╭─ Data for this task

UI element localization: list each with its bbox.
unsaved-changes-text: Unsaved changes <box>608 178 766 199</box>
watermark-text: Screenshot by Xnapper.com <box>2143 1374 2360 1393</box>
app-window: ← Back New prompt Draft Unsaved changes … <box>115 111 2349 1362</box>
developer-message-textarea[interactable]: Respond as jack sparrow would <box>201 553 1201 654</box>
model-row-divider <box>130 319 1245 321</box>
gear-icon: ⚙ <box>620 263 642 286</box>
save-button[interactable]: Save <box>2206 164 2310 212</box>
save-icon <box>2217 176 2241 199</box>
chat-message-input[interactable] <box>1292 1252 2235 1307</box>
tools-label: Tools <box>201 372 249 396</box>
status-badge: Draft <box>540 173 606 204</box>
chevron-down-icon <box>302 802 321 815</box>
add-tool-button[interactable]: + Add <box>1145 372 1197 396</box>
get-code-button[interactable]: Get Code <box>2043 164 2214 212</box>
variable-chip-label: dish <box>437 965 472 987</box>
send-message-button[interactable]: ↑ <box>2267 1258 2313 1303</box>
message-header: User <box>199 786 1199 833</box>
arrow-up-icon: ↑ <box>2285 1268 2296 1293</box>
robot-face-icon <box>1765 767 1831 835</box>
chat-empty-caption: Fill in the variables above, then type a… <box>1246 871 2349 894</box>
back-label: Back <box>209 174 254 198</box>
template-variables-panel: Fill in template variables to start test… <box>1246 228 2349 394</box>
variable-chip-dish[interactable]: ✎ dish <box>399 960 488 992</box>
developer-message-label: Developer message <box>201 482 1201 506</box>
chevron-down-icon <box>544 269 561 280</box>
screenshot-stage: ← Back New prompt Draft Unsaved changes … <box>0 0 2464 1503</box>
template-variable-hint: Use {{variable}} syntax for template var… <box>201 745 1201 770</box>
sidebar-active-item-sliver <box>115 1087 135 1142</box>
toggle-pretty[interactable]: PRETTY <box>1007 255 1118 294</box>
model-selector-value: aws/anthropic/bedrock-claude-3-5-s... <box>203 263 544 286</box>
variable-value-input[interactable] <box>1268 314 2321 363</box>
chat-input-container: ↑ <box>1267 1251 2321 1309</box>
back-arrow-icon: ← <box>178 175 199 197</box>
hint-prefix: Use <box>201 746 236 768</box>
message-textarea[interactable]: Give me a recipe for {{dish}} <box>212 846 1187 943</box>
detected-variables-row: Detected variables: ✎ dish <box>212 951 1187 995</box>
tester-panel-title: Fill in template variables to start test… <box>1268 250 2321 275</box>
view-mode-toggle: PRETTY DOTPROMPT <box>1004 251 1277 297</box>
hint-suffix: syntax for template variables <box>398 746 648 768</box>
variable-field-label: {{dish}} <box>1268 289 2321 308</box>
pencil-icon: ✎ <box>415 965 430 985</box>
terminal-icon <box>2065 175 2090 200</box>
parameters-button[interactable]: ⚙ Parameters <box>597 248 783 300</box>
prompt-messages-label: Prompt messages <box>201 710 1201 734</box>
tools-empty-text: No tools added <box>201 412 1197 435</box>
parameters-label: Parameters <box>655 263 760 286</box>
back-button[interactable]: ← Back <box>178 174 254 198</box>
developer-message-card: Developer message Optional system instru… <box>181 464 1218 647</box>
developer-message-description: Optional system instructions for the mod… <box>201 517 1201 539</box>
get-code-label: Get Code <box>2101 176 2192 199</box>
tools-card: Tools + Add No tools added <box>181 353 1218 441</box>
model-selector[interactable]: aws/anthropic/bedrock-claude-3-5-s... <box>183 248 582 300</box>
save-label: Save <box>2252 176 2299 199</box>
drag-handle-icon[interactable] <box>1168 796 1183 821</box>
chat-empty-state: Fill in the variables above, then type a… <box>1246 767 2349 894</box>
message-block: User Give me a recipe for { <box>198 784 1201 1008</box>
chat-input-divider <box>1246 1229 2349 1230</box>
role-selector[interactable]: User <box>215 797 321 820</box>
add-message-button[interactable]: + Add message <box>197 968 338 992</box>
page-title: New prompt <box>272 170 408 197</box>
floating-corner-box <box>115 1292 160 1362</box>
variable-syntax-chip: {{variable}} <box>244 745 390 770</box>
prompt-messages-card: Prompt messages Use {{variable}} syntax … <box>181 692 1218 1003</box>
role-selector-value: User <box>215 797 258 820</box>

╰─

[Given instruction]: Can you reproduce every one of the records above line for line, without changing a single character?

[Answer to this task]:
UI element localization: list each with its bbox.
unsaved-changes-text: Unsaved changes <box>608 178 766 199</box>
watermark-text: Screenshot by Xnapper.com <box>2143 1374 2360 1393</box>
app-window: ← Back New prompt Draft Unsaved changes … <box>115 111 2349 1362</box>
developer-message-textarea[interactable]: Respond as jack sparrow would <box>201 553 1201 654</box>
model-row-divider <box>130 319 1245 321</box>
gear-icon: ⚙ <box>620 263 642 286</box>
save-button[interactable]: Save <box>2206 164 2310 212</box>
save-icon <box>2217 176 2241 199</box>
chat-message-input[interactable] <box>1292 1252 2235 1307</box>
tools-label: Tools <box>201 372 249 396</box>
status-badge: Draft <box>540 173 606 204</box>
chevron-down-icon <box>302 802 321 815</box>
add-tool-button[interactable]: + Add <box>1145 372 1197 396</box>
get-code-button[interactable]: Get Code <box>2043 164 2214 212</box>
variable-chip-label: dish <box>437 965 472 987</box>
send-message-button[interactable]: ↑ <box>2267 1258 2313 1303</box>
message-header: User <box>199 786 1199 833</box>
arrow-up-icon: ↑ <box>2285 1268 2296 1293</box>
robot-face-icon <box>1765 767 1831 835</box>
chat-empty-caption: Fill in the variables above, then type a… <box>1246 871 2349 894</box>
back-label: Back <box>209 174 254 198</box>
template-variables-panel: Fill in template variables to start test… <box>1246 228 2349 394</box>
variable-chip-dish[interactable]: ✎ dish <box>399 960 488 992</box>
developer-message-label: Developer message <box>201 482 1201 506</box>
chevron-down-icon <box>544 269 561 280</box>
screenshot-stage: ← Back New prompt Draft Unsaved changes … <box>0 0 2464 1503</box>
template-variable-hint: Use {{variable}} syntax for template var… <box>201 745 1201 770</box>
sidebar-active-item-sliver <box>115 1087 135 1142</box>
toggle-pretty[interactable]: PRETTY <box>1007 255 1118 294</box>
model-selector-value: aws/anthropic/bedrock-claude-3-5-s... <box>203 263 544 286</box>
variable-value-input[interactable] <box>1268 314 2321 363</box>
chat-input-container: ↑ <box>1267 1251 2321 1309</box>
back-arrow-icon: ← <box>178 175 199 197</box>
hint-prefix: Use <box>201 746 236 768</box>
message-textarea[interactable]: Give me a recipe for {{dish}} <box>212 846 1187 943</box>
detected-variables-row: Detected variables: ✎ dish <box>212 951 1187 995</box>
tester-panel-title: Fill in template variables to start test… <box>1268 250 2321 275</box>
view-mode-toggle: PRETTY DOTPROMPT <box>1004 251 1277 297</box>
hint-suffix: syntax for template variables <box>398 746 648 768</box>
variable-field-label: {{dish}} <box>1268 289 2321 308</box>
pencil-icon: ✎ <box>415 965 430 985</box>
terminal-icon <box>2065 175 2090 200</box>
parameters-button[interactable]: ⚙ Parameters <box>597 248 783 300</box>
prompt-messages-label: Prompt messages <box>201 710 1201 734</box>
tools-empty-text: No tools added <box>201 412 1197 435</box>
parameters-label: Parameters <box>655 263 760 286</box>
back-button[interactable]: ← Back <box>178 174 254 198</box>
developer-message-card: Developer message Optional system instru… <box>181 464 1218 647</box>
developer-message-description: Optional system instructions for the mod… <box>201 517 1201 539</box>
get-code-label: Get Code <box>2101 176 2192 199</box>
tools-card: Tools + Add No tools added <box>181 353 1218 441</box>
model-selector[interactable]: aws/anthropic/bedrock-claude-3-5-s... <box>183 248 582 300</box>
save-label: Save <box>2252 176 2299 199</box>
drag-handle-icon[interactable] <box>1168 796 1183 821</box>
chat-empty-state: Fill in the variables above, then type a… <box>1246 767 2349 894</box>
message-block: User Give me a recipe for { <box>198 784 1201 1008</box>
chat-input-divider <box>1246 1229 2349 1230</box>
role-selector[interactable]: User <box>215 797 321 820</box>
add-message-button[interactable]: + Add message <box>197 968 338 992</box>
page-title: New prompt <box>272 170 408 197</box>
floating-corner-box <box>115 1292 160 1362</box>
variable-syntax-chip: {{variable}} <box>244 745 390 770</box>
prompt-messages-card: Prompt messages Use {{variable}} syntax … <box>181 692 1218 1003</box>
role-selector-value: User <box>215 797 258 820</box>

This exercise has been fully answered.